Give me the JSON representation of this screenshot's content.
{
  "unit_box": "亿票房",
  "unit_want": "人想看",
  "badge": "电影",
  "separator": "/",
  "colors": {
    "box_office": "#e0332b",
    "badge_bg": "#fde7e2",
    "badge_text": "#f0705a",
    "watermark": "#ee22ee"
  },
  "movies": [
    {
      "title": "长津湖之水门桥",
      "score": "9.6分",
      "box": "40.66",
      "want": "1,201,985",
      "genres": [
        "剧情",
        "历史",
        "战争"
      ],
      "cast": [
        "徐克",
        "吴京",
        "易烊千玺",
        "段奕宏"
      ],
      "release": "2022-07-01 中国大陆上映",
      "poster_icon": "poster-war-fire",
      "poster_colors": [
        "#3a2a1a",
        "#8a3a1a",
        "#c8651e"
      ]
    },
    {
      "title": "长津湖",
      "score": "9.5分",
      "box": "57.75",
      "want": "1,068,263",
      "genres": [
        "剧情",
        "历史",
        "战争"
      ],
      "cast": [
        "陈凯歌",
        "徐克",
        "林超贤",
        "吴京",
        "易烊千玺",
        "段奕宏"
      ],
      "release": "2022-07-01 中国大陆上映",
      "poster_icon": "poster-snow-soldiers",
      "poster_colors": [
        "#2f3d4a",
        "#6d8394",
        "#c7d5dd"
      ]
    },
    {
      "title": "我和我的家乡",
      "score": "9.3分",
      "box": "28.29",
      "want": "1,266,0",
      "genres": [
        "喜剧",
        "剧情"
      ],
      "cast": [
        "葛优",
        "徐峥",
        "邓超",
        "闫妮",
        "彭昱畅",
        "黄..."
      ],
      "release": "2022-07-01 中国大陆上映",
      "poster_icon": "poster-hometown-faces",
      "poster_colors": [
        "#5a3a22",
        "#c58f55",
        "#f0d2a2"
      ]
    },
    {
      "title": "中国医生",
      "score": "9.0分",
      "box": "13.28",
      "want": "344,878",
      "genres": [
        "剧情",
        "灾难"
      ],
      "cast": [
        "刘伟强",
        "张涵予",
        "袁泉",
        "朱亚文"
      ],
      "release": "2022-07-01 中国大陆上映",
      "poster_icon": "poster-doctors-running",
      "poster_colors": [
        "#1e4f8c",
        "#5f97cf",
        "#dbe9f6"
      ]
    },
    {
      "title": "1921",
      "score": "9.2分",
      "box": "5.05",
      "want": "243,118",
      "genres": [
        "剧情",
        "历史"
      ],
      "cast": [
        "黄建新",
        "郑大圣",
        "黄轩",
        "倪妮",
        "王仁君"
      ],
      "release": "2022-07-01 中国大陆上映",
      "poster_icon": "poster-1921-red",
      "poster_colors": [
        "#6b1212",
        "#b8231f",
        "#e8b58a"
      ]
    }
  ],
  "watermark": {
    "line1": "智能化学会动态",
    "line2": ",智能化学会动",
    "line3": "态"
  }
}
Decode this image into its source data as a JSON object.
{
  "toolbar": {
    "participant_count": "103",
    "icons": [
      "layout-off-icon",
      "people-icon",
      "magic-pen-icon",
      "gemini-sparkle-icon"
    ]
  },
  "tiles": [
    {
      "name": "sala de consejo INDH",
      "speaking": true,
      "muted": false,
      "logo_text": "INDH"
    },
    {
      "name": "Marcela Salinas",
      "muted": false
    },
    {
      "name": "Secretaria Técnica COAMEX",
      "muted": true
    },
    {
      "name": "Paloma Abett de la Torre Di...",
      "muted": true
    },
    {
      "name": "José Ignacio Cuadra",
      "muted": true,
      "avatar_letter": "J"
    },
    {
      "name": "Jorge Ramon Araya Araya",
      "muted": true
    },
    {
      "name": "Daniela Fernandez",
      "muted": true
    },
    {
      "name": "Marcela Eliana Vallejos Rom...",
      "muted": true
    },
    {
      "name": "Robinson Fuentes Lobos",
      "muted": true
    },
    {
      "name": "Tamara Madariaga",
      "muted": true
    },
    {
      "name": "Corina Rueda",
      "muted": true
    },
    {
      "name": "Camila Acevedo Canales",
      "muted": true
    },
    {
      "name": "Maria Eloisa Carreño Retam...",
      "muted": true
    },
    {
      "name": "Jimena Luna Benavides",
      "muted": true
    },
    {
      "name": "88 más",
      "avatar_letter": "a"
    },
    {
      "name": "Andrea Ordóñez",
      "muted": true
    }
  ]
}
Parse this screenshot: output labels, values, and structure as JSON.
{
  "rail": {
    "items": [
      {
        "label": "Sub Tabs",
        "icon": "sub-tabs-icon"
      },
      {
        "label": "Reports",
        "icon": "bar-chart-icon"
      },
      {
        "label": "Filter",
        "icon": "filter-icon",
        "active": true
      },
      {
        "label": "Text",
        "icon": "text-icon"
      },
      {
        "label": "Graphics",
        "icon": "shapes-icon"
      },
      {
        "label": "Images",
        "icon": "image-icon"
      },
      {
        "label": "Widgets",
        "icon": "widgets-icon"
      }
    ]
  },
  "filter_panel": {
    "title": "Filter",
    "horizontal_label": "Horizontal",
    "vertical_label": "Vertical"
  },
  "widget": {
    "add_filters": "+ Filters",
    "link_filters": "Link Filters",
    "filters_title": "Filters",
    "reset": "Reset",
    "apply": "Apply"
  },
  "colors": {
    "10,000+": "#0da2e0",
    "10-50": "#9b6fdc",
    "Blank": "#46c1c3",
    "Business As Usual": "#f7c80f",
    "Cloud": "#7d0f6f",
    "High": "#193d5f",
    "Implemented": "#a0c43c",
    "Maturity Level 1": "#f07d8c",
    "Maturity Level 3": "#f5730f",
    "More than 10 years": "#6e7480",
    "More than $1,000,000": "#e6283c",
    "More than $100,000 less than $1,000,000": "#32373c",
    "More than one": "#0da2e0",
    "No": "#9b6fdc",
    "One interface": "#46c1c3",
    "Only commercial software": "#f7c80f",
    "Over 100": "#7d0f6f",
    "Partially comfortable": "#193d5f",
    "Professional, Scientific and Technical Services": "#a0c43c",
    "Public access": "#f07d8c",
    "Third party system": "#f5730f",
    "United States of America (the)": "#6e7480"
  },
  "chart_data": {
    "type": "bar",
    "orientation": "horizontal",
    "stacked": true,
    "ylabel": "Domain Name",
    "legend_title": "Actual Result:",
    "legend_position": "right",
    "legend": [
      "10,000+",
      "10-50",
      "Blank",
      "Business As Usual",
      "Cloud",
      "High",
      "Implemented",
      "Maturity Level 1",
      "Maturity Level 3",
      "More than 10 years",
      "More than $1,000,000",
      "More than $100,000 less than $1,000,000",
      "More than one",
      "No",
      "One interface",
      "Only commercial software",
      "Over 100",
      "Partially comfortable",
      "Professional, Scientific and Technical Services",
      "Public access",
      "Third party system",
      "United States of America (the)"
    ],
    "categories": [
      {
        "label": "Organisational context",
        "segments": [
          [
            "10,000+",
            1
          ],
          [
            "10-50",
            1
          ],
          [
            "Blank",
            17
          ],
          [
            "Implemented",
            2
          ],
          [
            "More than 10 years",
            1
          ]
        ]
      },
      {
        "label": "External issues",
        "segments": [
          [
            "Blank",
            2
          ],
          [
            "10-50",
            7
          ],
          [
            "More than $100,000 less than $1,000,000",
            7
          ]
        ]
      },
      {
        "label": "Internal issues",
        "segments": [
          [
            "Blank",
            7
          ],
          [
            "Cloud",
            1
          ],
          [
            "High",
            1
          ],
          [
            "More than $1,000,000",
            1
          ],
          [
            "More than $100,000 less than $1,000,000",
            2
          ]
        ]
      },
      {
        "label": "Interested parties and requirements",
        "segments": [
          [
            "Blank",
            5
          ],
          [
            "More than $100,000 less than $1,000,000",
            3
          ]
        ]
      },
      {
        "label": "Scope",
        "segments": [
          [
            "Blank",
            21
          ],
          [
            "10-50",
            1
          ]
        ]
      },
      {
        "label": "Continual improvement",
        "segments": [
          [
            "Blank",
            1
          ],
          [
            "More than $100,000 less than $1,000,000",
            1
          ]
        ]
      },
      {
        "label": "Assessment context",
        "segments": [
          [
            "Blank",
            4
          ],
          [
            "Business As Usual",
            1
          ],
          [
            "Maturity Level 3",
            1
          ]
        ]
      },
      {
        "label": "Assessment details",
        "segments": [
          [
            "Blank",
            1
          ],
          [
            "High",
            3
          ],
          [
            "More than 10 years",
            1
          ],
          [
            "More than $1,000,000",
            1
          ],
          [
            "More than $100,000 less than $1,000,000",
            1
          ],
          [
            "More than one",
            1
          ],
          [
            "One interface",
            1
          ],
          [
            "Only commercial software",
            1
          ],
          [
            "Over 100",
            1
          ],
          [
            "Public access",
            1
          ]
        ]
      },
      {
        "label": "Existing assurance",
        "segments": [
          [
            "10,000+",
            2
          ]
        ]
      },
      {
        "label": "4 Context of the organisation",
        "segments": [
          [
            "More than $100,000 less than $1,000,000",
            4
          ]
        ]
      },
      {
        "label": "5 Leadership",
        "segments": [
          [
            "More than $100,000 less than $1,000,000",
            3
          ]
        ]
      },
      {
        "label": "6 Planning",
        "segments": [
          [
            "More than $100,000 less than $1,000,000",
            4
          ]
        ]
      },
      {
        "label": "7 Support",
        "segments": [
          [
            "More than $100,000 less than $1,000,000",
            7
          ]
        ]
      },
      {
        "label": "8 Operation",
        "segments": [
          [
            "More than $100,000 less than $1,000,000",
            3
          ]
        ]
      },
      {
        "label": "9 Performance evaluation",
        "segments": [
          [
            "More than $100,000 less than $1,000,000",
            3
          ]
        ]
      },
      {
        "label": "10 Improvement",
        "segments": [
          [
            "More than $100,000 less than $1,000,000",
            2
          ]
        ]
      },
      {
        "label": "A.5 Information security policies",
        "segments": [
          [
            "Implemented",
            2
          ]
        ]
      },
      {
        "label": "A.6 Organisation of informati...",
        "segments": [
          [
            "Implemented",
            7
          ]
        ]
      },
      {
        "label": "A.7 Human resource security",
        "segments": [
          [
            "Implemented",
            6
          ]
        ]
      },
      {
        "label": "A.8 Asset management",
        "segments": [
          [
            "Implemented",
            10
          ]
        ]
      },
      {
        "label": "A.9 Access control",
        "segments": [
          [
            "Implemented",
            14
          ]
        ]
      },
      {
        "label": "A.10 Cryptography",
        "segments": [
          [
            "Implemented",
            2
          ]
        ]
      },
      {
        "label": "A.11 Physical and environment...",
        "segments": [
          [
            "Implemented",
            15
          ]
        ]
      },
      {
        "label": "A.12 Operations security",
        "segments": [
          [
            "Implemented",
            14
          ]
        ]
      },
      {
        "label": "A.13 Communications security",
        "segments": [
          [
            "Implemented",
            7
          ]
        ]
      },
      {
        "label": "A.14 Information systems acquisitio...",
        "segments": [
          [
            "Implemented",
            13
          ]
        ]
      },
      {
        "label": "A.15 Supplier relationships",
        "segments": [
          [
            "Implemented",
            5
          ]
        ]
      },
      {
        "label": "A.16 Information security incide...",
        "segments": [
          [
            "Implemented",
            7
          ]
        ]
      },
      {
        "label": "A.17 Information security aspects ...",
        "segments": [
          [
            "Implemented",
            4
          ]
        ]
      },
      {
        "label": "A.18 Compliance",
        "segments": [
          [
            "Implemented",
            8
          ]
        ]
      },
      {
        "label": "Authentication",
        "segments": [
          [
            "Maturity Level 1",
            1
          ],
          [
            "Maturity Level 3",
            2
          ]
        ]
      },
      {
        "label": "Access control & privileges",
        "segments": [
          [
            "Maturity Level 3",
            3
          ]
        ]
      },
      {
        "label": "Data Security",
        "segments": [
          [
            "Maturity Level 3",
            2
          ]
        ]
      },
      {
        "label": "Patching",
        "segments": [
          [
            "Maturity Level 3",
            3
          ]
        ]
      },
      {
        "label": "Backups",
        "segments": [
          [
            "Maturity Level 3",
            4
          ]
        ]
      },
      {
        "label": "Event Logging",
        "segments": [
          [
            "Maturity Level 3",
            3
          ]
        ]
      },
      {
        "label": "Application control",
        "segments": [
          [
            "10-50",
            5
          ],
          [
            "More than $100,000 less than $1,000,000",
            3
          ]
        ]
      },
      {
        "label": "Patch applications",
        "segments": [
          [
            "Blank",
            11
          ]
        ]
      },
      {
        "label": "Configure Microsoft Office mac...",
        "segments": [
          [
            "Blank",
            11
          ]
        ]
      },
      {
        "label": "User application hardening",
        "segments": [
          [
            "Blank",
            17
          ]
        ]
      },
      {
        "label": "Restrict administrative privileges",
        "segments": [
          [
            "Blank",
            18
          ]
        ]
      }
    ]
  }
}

+ + + + + + +

What the task asks: Count every line in the preceding entries where the string "Marcela" appears, then state only the total.

Written solution: 2